• [Data shown]

====================

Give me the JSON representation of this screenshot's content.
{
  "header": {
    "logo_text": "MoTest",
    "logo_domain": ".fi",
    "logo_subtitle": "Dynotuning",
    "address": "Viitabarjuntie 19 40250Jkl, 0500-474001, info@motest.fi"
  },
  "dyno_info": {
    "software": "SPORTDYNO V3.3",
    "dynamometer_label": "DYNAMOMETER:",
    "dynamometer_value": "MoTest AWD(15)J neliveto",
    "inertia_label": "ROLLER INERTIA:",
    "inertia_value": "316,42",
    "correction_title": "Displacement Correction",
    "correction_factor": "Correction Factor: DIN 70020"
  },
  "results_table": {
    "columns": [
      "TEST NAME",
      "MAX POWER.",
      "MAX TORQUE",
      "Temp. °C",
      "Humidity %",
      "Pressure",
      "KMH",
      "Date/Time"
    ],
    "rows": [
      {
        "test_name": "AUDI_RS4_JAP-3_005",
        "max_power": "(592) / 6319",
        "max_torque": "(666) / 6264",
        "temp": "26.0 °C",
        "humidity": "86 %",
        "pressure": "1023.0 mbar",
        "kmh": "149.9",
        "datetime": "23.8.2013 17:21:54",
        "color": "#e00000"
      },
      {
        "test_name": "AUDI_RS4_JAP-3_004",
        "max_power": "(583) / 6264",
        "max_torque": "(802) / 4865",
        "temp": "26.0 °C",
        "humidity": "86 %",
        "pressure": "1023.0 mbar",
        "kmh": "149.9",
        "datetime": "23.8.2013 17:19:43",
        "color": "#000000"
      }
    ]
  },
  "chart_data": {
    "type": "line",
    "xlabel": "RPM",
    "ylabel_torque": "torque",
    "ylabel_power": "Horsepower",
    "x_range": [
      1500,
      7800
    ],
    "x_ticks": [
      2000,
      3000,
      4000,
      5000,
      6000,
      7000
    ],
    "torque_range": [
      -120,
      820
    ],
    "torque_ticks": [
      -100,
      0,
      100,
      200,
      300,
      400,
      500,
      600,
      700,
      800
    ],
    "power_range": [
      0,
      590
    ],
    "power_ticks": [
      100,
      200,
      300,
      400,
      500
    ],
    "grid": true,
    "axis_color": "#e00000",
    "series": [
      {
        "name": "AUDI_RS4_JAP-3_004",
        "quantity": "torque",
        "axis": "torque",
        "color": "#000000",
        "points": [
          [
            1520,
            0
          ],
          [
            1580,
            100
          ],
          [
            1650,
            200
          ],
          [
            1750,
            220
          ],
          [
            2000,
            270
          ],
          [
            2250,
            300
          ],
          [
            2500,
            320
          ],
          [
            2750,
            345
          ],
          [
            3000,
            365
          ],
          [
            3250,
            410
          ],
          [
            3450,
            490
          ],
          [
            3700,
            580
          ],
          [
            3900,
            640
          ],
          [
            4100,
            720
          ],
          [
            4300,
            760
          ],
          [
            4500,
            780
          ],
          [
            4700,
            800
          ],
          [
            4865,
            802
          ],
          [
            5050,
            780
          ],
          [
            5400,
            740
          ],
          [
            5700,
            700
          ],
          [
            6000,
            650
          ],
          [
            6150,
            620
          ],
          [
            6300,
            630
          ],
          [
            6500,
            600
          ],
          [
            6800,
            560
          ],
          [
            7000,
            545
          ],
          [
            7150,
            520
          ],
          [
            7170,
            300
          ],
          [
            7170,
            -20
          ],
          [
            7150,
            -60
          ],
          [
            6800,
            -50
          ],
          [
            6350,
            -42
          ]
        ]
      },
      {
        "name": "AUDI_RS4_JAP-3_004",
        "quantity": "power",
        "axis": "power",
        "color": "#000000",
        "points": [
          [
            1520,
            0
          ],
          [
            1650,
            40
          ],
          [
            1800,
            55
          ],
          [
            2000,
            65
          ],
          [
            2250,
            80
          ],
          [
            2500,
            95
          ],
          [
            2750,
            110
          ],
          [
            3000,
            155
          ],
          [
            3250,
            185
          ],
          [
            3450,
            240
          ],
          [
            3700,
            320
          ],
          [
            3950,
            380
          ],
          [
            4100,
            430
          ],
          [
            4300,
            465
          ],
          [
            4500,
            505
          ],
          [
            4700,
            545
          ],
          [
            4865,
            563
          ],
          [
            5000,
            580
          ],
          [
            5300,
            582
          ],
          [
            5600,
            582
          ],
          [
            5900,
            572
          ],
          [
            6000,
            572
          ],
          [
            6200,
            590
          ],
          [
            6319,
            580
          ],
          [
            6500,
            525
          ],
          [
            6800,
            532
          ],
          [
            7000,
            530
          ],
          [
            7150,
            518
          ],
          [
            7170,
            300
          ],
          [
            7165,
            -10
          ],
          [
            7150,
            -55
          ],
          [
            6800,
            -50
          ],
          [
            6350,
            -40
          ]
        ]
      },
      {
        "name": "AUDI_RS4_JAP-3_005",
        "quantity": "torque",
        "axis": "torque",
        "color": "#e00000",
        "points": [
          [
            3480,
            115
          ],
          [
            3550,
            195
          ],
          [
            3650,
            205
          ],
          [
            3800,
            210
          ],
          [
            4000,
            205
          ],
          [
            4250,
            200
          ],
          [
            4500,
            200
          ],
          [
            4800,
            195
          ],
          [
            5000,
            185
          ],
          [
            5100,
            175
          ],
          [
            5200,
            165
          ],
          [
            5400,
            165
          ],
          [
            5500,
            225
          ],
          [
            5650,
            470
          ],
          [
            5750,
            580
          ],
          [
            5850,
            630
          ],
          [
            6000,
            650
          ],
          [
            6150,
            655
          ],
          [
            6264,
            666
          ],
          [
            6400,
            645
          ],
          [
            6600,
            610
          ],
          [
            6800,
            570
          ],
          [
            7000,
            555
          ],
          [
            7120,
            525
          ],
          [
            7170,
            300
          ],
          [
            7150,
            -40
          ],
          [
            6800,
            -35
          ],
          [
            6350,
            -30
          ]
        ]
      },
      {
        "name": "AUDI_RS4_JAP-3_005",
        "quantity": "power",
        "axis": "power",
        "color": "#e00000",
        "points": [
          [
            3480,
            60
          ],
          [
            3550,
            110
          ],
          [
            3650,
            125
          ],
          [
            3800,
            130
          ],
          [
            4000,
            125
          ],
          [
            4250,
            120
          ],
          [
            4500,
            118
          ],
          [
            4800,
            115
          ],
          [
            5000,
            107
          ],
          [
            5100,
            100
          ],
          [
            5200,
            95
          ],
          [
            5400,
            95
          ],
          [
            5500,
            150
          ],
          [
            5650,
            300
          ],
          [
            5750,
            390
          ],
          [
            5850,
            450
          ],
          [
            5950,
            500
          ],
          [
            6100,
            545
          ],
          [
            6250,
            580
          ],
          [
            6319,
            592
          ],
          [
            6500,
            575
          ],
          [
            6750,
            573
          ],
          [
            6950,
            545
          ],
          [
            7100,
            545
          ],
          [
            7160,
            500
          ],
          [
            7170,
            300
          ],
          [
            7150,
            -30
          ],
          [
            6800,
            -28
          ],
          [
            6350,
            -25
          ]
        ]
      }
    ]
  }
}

====================

• [What to produce]
Print every line of the records exactly. Omit nothing.

• [Full answer]
Give me the JSON representation of this screenshot's content.
{
  "header": {
    "logo_text": "MoTest",
    "logo_domain": ".fi",
    "logo_subtitle": "Dynotuning",
    "address": "Viitabarjuntie 19 40250Jkl, 0500-474001, info@motest.fi"
  },
  "dyno_info": {
    "software": "SPORTDYNO V3.3",
    "dynamometer_label": "DYNAMOMETER:",
    "dynamometer_value": "MoTest AWD(15)J neliveto",
    "inertia_label": "ROLLER INERTIA:",
    "inertia_value": "316,42",
    "correction_title": "Displacement Correction",
    "correction_factor": "Correction Factor: DIN 70020"
  },
  "results_table": {
    "columns": [
      "TEST NAME",
      "MAX POWER.",
      "MAX TORQUE",
      "Temp. °C",
      "Humidity %",
      "Pressure",
      "KMH",
      "Date/Time"
    ],
    "rows": [
      {
        "test_name": "AUDI_RS4_JAP-3_005",
        "max_power": "(592) / 6319",
        "max_torque": "(666) / 6264",
        "temp": "26.0 °C",
        "humidity": "86 %",
        "pressure": "1023.0 mbar",
        "kmh": "149.9",
        "datetime": "23.8.2013 17:21:54",
        "color": "#e00000"
      },
      {
        "test_name": "AUDI_RS4_JAP-3_004",
        "max_power": "(583) / 6264",
        "max_torque": "(802) / 4865",
        "temp": "26.0 °C",
        "humidity": "86 %",
        "pressure": "1023.0 mbar",
        "kmh": "149.9",
        "datetime": "23.8.2013 17:19:43",
        "color": "#000000"
      }
    ]
  },
  "chart_data": {
    "type": "line",
    "xlabel": "RPM",
    "ylabel_torque": "torque",
    "ylabel_power": "Horsepower",
    "x_range": [
      1500,
      7800
    ],
    "x_ticks": [
      2000,
      3000,
      4000,
      5000,
      6000,
      7000
    ],
    "torque_range": [
      -120,
      820
    ],
    "torque_ticks": [
      -100,
      0,
      100,
      200,
      300,
      400,
      500,
      600,
      700,
      800
    ],
    "power_range": [
      0,
      590
    ],
    "power_ticks": [
      100,
      200,
      300,
      400,
      500
    ],
    "grid": true,
    "axis_color": "#e00000",
    "series": [
      {
        "name": "AUDI_RS4_JAP-3_004",
        "quantity": "torque",
        "axis": "torque",
        "color": "#000000",
        "points": [
          [
            1520,
            0
          ],
          [
            1580,
            100
          ],
          [
            1650,
            200
          ],
          [
            1750,
            220
          ],
          [
            2000,
            270
          ],
          [
            2250,
            300
          ],
          [
            2500,
            320
          ],
          [
            2750,
            345
          ],
          [
            3000,
            365
          ],
          [
            3250,
            410
          ],
          [
            3450,
            490
          ],
          [
            3700,
            580
          ],
          [
            3900,
            640
          ],
          [
            4100,
            720
          ],
          [
            4300,
            760
          ],
          [
            4500,
            780
          ],
          [
            4700,
            800
          ],
          [
            4865,
            802
          ],
          [
            5050,
            780
          ],
          [
            5400,
            740
          ],
          [
            5700,
            700
          ],
          [
            6000,
            650
          ],
          [
            6150,
            620
          ],
          [
            6300,
            630
          ],
          [
            6500,
            600
          ],
          [
            6800,
            560
          ],
          [
            7000,
            545
          ],
          [
            7150,
            520
          ],
          [
            7170,
            300
          ],
          [
            7170,
            -20
          ],
          [
            7150,
            -60
          ],
          [
            6800,
            -50
          ],
          [
            6350,
            -42
          ]
        ]
      },
      {
        "name": "AUDI_RS4_JAP-3_004",
        "quantity": "power",
        "axis": "power",
        "color": "#000000",
        "points": [
          [
            1520,
            0
          ],
          [
            1650,
            40
          ],
          [
            1800,
            55
          ],
          [
            2000,
            65
          ],
          [
            2250,
            80
          ],
          [
            2500,
            95
          ],
          [
            2750,
            110
          ],
          [
            3000,
            155
          ],
          [
            3250,
            185
          ],
          [
            3450,
            240
          ],
          [
            3700,
            320
          ],
          [
            3950,
            380
          ],
          [
            4100,
            430
          ],
          [
            4300,
            465
          ],
          [
            4500,
            505
          ],
          [
            4700,
            545
          ],
          [
            4865,
            563
          ],
          [
            5000,
            580
          ],
          [
            5300,
            582
          ],
          [
            5600,
            582
          ],
          [
            5900,
            572
          ],
          [
            6000,
            572
          ],
          [
            6200,
            590
          ],
          [
            6319,
            580
          ],
          [
            6500,
            525
          ],
          [
            6800,
            532
          ],
          [
            7000,
            530
          ],
          [
            7150,
            518
          ],
          [
            7170,
            300
          ],
          [
            7165,
            -10
          ],
          [
            7150,
            -55
          ],
          [
            6800,
            -50
          ],
          [
            6350,
            -40
          ]
        ]
      },
      {
        "name": "AUDI_RS4_JAP-3_005",
        "quantity": "torque",
        "axis": "torque",
        "color": "#e00000",
        "points": [
          [
            3480,
            115
          ],
          [
            3550,
            195
          ],
          [
            3650,
            205
          ],
          [
            3800,
            210
          ],
          [
            4000,
            205
          ],
          [
            4250,
            200
          ],
          [
            4500,
            200
          ],
          [
            4800,
            195
          ],
          [
            5000,
            185
          ],
          [
            5100,
            175
          ],
          [
            5200,
            165
          ],
          [
            5400,
            165
          ],
          [
            5500,
            225
          ],
          [
            5650,
            470
          ],
          [
            5750,
            580
          ],
          [
            5850,
            630
          ],
          [
            6000,
            650
          ],
          [
            6150,
            655
          ],
          [
            6264,
            666
          ],
          [
            6400,
            645
          ],
          [
            6600,
            610
          ],
          [
            6800,
            570
          ],
          [
            7000,
            555
          ],
          [
            7120,
            525
          ],
          [
            7170,
            300
          ],
          [
            7150,
            -40
          ],
          [
            6800,
            -35
          ],
          [
            6350,
            -30
          ]
        ]
      },
      {
        "name": "AUDI_RS4_JAP-3_005",
        "quantity": "power",
        "axis": "power",
        "color": "#e00000",
        "points": [
          [
            3480,
            60
          ],
          [
            3550,
            110
          ],
          [
            3650,
            125
          ],
          [
            3800,
            130
          ],
          [
            4000,
            125
          ],
          [
            4250,
            120
          ],
          [
            4500,
            118
          ],
          [
            4800,
            115
          ],
          [
            5000,
            107
          ],
          [
            5100,
            100
          ],
          [
            5200,
            95
          ],
          [
            5400,
            95
          ],
          [
            5500,
            150
          ],
          [
            5650,
            300
          ],
          [
            5750,
            390
          ],
          [
            5850,
            450
          ],
          [
            5950,
            500
          ],
          [
            6100,
            545
          ],
          [
            6250,
            580
          ],
          [
            6319,
            592
          ],
          [
            6500,
            575
          ],
          [
            6750,
            573
          ],
          [
            6950,
            545
          ],
          [
            7100,
            545
          ],
          [
            7160,
            500
          ],
          [
            7170,
            300
          ],
          [
            7150,
            -30
          ],
          [
            6800,
            -28
          ],
          [
            6350,
            -25
          ]
        ]
      }
    ]
  }
}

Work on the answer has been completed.